## To do
Transcribe the entries that follow exactly as they appear, minus pictures.

=-=-=-=-=

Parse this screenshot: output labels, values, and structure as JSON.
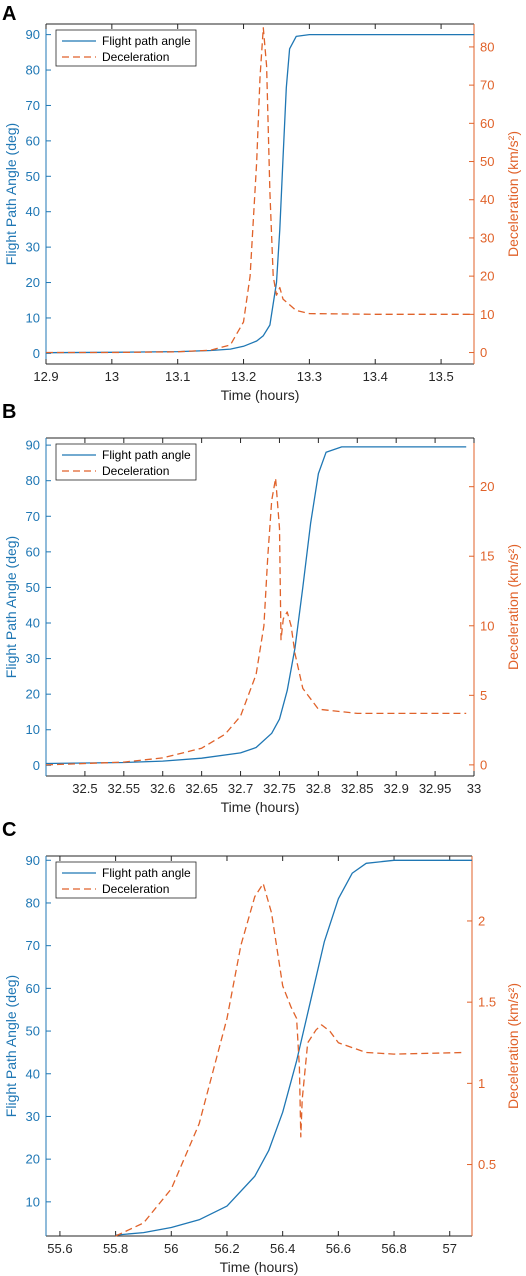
{
  "colors": {
    "left": "#1f77b4",
    "right": "#e0622a",
    "axis": "#262626"
  },
  "chart_data": [
    {
      "panel": "A",
      "type": "line",
      "xlabel": "Time (hours)",
      "ylabel_left": "Flight Path Angle (deg)",
      "ylabel_right": "Deceleration (km/s²)",
      "legend": [
        "Flight path angle",
        "Deceleration"
      ],
      "legend_placement": "top-left",
      "xlim": [
        12.9,
        13.55
      ],
      "ylim_left": [
        -3,
        93
      ],
      "ylim_right": [
        -3,
        86
      ],
      "xticks": [
        12.9,
        13,
        13.1,
        13.2,
        13.3,
        13.4,
        13.5
      ],
      "xtick_labels": [
        "12.9",
        "13",
        "13.1",
        "13.2",
        "13.3",
        "13.4",
        "13.5"
      ],
      "yticks_left": [
        0,
        10,
        20,
        30,
        40,
        50,
        60,
        70,
        80,
        90
      ],
      "yticks_right": [
        0,
        10,
        20,
        30,
        40,
        50,
        60,
        70,
        80
      ],
      "ytick_labels_right": [
        "0",
        "10",
        "20",
        "30",
        "40",
        "50",
        "60",
        "70",
        "80"
      ],
      "series": [
        {
          "name": "Flight path angle",
          "axis": "left",
          "style": "solid",
          "x": [
            12.9,
            13.0,
            13.1,
            13.15,
            13.18,
            13.2,
            13.22,
            13.23,
            13.24,
            13.25,
            13.255,
            13.26,
            13.265,
            13.27,
            13.28,
            13.3,
            13.4,
            13.55
          ],
          "y": [
            0.2,
            0.3,
            0.5,
            0.8,
            1.2,
            2,
            3.5,
            5,
            8,
            20,
            35,
            55,
            75,
            86,
            89.5,
            90,
            90,
            90
          ]
        },
        {
          "name": "Deceleration",
          "axis": "right",
          "style": "dashed",
          "x": [
            12.9,
            13.0,
            13.1,
            13.15,
            13.18,
            13.2,
            13.21,
            13.22,
            13.225,
            13.23,
            13.235,
            13.24,
            13.245,
            13.25,
            13.255,
            13.26,
            13.28,
            13.3,
            13.4,
            13.55
          ],
          "y": [
            0,
            0,
            0.2,
            0.6,
            2,
            8,
            20,
            50,
            72,
            85,
            75,
            42,
            20,
            15,
            17,
            14,
            11,
            10.2,
            10,
            10
          ]
        }
      ]
    },
    {
      "panel": "B",
      "type": "line",
      "xlabel": "Time (hours)",
      "ylabel_left": "Flight Path Angle (deg)",
      "ylabel_right": "Deceleration (km/s²)",
      "legend": [
        "Flight path angle",
        "Deceleration"
      ],
      "legend_placement": "top-left",
      "xlim": [
        32.45,
        33.0
      ],
      "ylim_left": [
        -3,
        92
      ],
      "ylim_right": [
        -0.8,
        23.5
      ],
      "xticks": [
        32.5,
        32.55,
        32.6,
        32.65,
        32.7,
        32.75,
        32.8,
        32.85,
        32.9,
        32.95,
        33
      ],
      "xtick_labels": [
        "32.5",
        "32.55",
        "32.6",
        "32.65",
        "32.7",
        "32.75",
        "32.8",
        "32.85",
        "32.9",
        "32.95",
        "33"
      ],
      "yticks_left": [
        0,
        10,
        20,
        30,
        40,
        50,
        60,
        70,
        80,
        90
      ],
      "yticks_right": [
        0,
        5,
        10,
        15,
        20
      ],
      "ytick_labels_right": [
        "0",
        "5",
        "10",
        "15",
        "20"
      ],
      "series": [
        {
          "name": "Flight path angle",
          "axis": "left",
          "style": "solid",
          "x": [
            32.45,
            32.55,
            32.6,
            32.65,
            32.7,
            32.72,
            32.74,
            32.75,
            32.76,
            32.77,
            32.78,
            32.79,
            32.8,
            32.81,
            32.83,
            32.9,
            32.99
          ],
          "y": [
            0.5,
            0.8,
            1.2,
            2,
            3.5,
            5,
            9,
            13,
            21,
            33,
            50,
            68,
            82,
            88,
            89.5,
            89.5,
            89.5
          ]
        },
        {
          "name": "Deceleration",
          "axis": "right",
          "style": "dashed",
          "x": [
            32.45,
            32.55,
            32.6,
            32.65,
            32.68,
            32.7,
            32.72,
            32.73,
            32.735,
            32.74,
            32.745,
            32.75,
            32.752,
            32.755,
            32.76,
            32.765,
            32.77,
            32.78,
            32.8,
            32.85,
            32.99
          ],
          "y": [
            0,
            0.2,
            0.5,
            1.2,
            2.2,
            3.5,
            6.5,
            10,
            15,
            19,
            20.6,
            17,
            9,
            10.5,
            11,
            10,
            8,
            5.5,
            4,
            3.7,
            3.7
          ]
        }
      ]
    },
    {
      "panel": "C",
      "type": "line",
      "xlabel": "Time (hours)",
      "ylabel_left": "Flight Path Angle (deg)",
      "ylabel_right": "Deceleration (km/s²)",
      "legend": [
        "Flight path angle",
        "Deceleration"
      ],
      "legend_placement": "top-left",
      "xlim": [
        55.55,
        57.08
      ],
      "ylim_left": [
        2,
        91
      ],
      "ylim_right": [
        0.06,
        2.4
      ],
      "xticks": [
        55.6,
        55.8,
        56,
        56.2,
        56.4,
        56.6,
        56.8,
        57
      ],
      "xtick_labels": [
        "55.6",
        "55.8",
        "56",
        "56.2",
        "56.4",
        "56.6",
        "56.8",
        "57"
      ],
      "yticks_left": [
        10,
        20,
        30,
        40,
        50,
        60,
        70,
        80,
        90
      ],
      "yticks_right": [
        0.5,
        1,
        1.5,
        2
      ],
      "ytick_labels_right": [
        "0.5",
        "1",
        "1.5",
        "2"
      ],
      "series": [
        {
          "name": "Flight path angle",
          "axis": "left",
          "style": "solid",
          "x": [
            55.8,
            55.9,
            56.0,
            56.1,
            56.2,
            56.3,
            56.35,
            56.4,
            56.45,
            56.5,
            56.55,
            56.6,
            56.65,
            56.7,
            56.8,
            56.9,
            57.08
          ],
          "y": [
            2.2,
            2.8,
            4,
            5.8,
            9,
            16,
            22,
            31,
            43,
            57,
            71,
            81,
            87,
            89.3,
            90,
            90,
            90
          ]
        },
        {
          "name": "Deceleration",
          "axis": "right",
          "style": "dashed",
          "x": [
            55.8,
            55.9,
            56.0,
            56.1,
            56.2,
            56.25,
            56.3,
            56.33,
            56.36,
            56.4,
            56.43,
            56.45,
            56.46,
            56.465,
            56.47,
            56.49,
            56.52,
            56.54,
            56.57,
            56.6,
            56.7,
            56.8,
            57.05
          ],
          "y": [
            0.06,
            0.14,
            0.35,
            0.75,
            1.4,
            1.85,
            2.15,
            2.23,
            2.05,
            1.6,
            1.47,
            1.4,
            1.1,
            0.67,
            0.9,
            1.25,
            1.33,
            1.36,
            1.32,
            1.25,
            1.19,
            1.18,
            1.19
          ]
        }
      ]
    }
  ]
}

=-=-=-=-=

## Exercise result
Parse this screenshot: output labels, values, and structure as JSON.
{
  "colors": {
    "left": "#1f77b4",
    "right": "#e0622a",
    "axis": "#262626"
  },
  "chart_data": [
    {
      "panel": "A",
      "type": "line",
      "xlabel": "Time (hours)",
      "ylabel_left": "Flight Path Angle (deg)",
      "ylabel_right": "Deceleration (km/s²)",
      "legend": [
        "Flight path angle",
        "Deceleration"
      ],
      "legend_placement": "top-left",
      "xlim": [
        12.9,
        13.55
      ],
      "ylim_left": [
        -3,
        93
      ],
      "ylim_right": [
        -3,
        86
      ],
      "xticks": [
        12.9,
        13,
        13.1,
        13.2,
        13.3,
        13.4,
        13.5
      ],
      "xtick_labels": [
        "12.9",
        "13",
        "13.1",
        "13.2",
        "13.3",
        "13.4",
        "13.5"
      ],
      "yticks_left": [
        0,
        10,
        20,
        30,
        40,
        50,
        60,
        70,
        80,
        90
      ],
      "yticks_right": [
        0,
        10,
        20,
        30,
        40,
        50,
        60,
        70,
        80
      ],
      "ytick_labels_right": [
        "0",
        "10",
        "20",
        "30",
        "40",
        "50",
        "60",
        "70",
        "80"
      ],
      "series": [
        {
          "name": "Flight path angle",
          "axis": "left",
          "style": "solid",
          "x": [
            12.9,
            13.0,
            13.1,
            13.15,
            13.18,
            13.2,
            13.22,
            13.23,
            13.24,
            13.25,
            13.255,
            13.26,
            13.265,
            13.27,
            13.28,
            13.3,
            13.4,
            13.55
          ],
          "y": [
            0.2,
            0.3,
            0.5,
            0.8,
            1.2,
            2,
            3.5,
            5,
            8,
            20,
            35,
            55,
            75,
            86,
            89.5,
            90,
            90,
            90
          ]
        },
        {
          "name": "Deceleration",
          "axis": "right",
          "style": "dashed",
          "x": [
            12.9,
            13.0,
            13.1,
            13.15,
            13.18,
            13.2,
            13.21,
            13.22,
            13.225,
            13.23,
            13.235,
            13.24,
            13.245,
            13.25,
            13.255,
            13.26,
            13.28,
            13.3,
            13.4,
            13.55
          ],
          "y": [
            0,
            0,
            0.2,
            0.6,
            2,
            8,
            20,
            50,
            72,
            85,
            75,
            42,
            20,
            15,
            17,
            14,
            11,
            10.2,
            10,
            10
          ]
        }
      ]
    },
    {
      "panel": "B",
      "type": "line",
      "xlabel": "Time (hours)",
      "ylabel_left": "Flight Path Angle (deg)",
      "ylabel_right": "Deceleration (km/s²)",
      "legend": [
        "Flight path angle",
        "Deceleration"
      ],
      "legend_placement": "top-left",
      "xlim": [
        32.45,
        33.0
      ],
      "ylim_left": [
        -3,
        92
      ],
      "ylim_right": [
        -0.8,
        23.5
      ],
      "xticks": [
        32.5,
        32.55,
        32.6,
        32.65,
        32.7,
        32.75,
        32.8,
        32.85,
        32.9,
        32.95,
        33
      ],
      "xtick_labels": [
        "32.5",
        "32.55",
        "32.6",
        "32.65",
        "32.7",
        "32.75",
        "32.8",
        "32.85",
        "32.9",
        "32.95",
        "33"
      ],
      "yticks_left": [
        0,
        10,
        20,
        30,
        40,
        50,
        60,
        70,
        80,
        90
      ],
      "yticks_right": [
        0,
        5,
        10,
        15,
        20
      ],
      "ytick_labels_right": [
        "0",
        "5",
        "10",
        "15",
        "20"
      ],
      "series": [
        {
          "name": "Flight path angle",
          "axis": "left",
          "style": "solid",
          "x": [
            32.45,
            32.55,
            32.6,
            32.65,
            32.7,
            32.72,
            32.74,
            32.75,
            32.76,
            32.77,
            32.78,
            32.79,
            32.8,
            32.81,
            32.83,
            32.9,
            32.99
          ],
          "y": [
            0.5,
            0.8,
            1.2,
            2,
            3.5,
            5,
            9,
            13,
            21,
            33,
            50,
            68,
            82,
            88,
            89.5,
            89.5,
            89.5
          ]
        },
        {
          "name": "Deceleration",
          "axis": "right",
          "style": "dashed",
          "x": [
            32.45,
            32.55,
            32.6,
            32.65,
            32.68,
            32.7,
            32.72,
            32.73,
            32.735,
            32.74,
            32.745,
            32.75,
            32.752,
            32.755,
            32.76,
            32.765,
            32.77,
            32.78,
            32.8,
            32.85,
            32.99
          ],
          "y": [
            0,
            0.2,
            0.5,
            1.2,
            2.2,
            3.5,
            6.5,
            10,
            15,
            19,
            20.6,
            17,
            9,
            10.5,
            11,
            10,
            8,
            5.5,
            4,
            3.7,
            3.7
          ]
        }
      ]
    },
    {
      "panel": "C",
      "type": "line",
      "xlabel": "Time (hours)",
      "ylabel_left": "Flight Path Angle (deg)",
      "ylabel_right": "Deceleration (km/s²)",
      "legend": [
        "Flight path angle",
        "Deceleration"
      ],
      "legend_placement": "top-left",
      "xlim": [
        55.55,
        57.08
      ],
      "ylim_left": [
        2,
        91
      ],
      "ylim_right": [
        0.06,
        2.4
      ],
      "xticks": [
        55.6,
        55.8,
        56,
        56.2,
        56.4,
        56.6,
        56.8,
        57
      ],
      "xtick_labels": [
        "55.6",
        "55.8",
        "56",
        "56.2",
        "56.4",
        "56.6",
        "56.8",
        "57"
      ],
      "yticks_left": [
        10,
        20,
        30,
        40,
        50,
        60,
        70,
        80,
        90
      ],
      "yticks_right": [
        0.5,
        1,
        1.5,
        2
      ],
      "ytick_labels_right": [
        "0.5",
        "1",
        "1.5",
        "2"
      ],
      "series": [
        {
          "name": "Flight path angle",
          "axis": "left",
          "style": "solid",
          "x": [
            55.8,
            55.9,
            56.0,
            56.1,
            56.2,
            56.3,
            56.35,
            56.4,
            56.45,
            56.5,
            56.55,
            56.6,
            56.65,
            56.7,
            56.8,
            56.9,
            57.08
          ],
          "y": [
            2.2,
            2.8,
            4,
            5.8,
            9,
            16,
            22,
            31,
            43,
            57,
            71,
            81,
            87,
            89.3,
            90,
            90,
            90
          ]
        },
        {
          "name": "Deceleration",
          "axis": "right",
          "style": "dashed",
          "x": [
            55.8,
            55.9,
            56.0,
            56.1,
            56.2,
            56.25,
            56.3,
            56.33,
            56.36,
            56.4,
            56.43,
            56.45,
            56.46,
            56.465,
            56.47,
            56.49,
            56.52,
            56.54,
            56.57,
            56.6,
            56.7,
            56.8,
            57.05
          ],
          "y": [
            0.06,
            0.14,
            0.35,
            0.75,
            1.4,
            1.85,
            2.15,
            2.23,
            2.05,
            1.6,
            1.47,
            1.4,
            1.1,
            0.67,
            0.9,
            1.25,
            1.33,
            1.36,
            1.32,
            1.25,
            1.19,
            1.18,
            1.19
          ]
        }
      ]
    }
  ]
}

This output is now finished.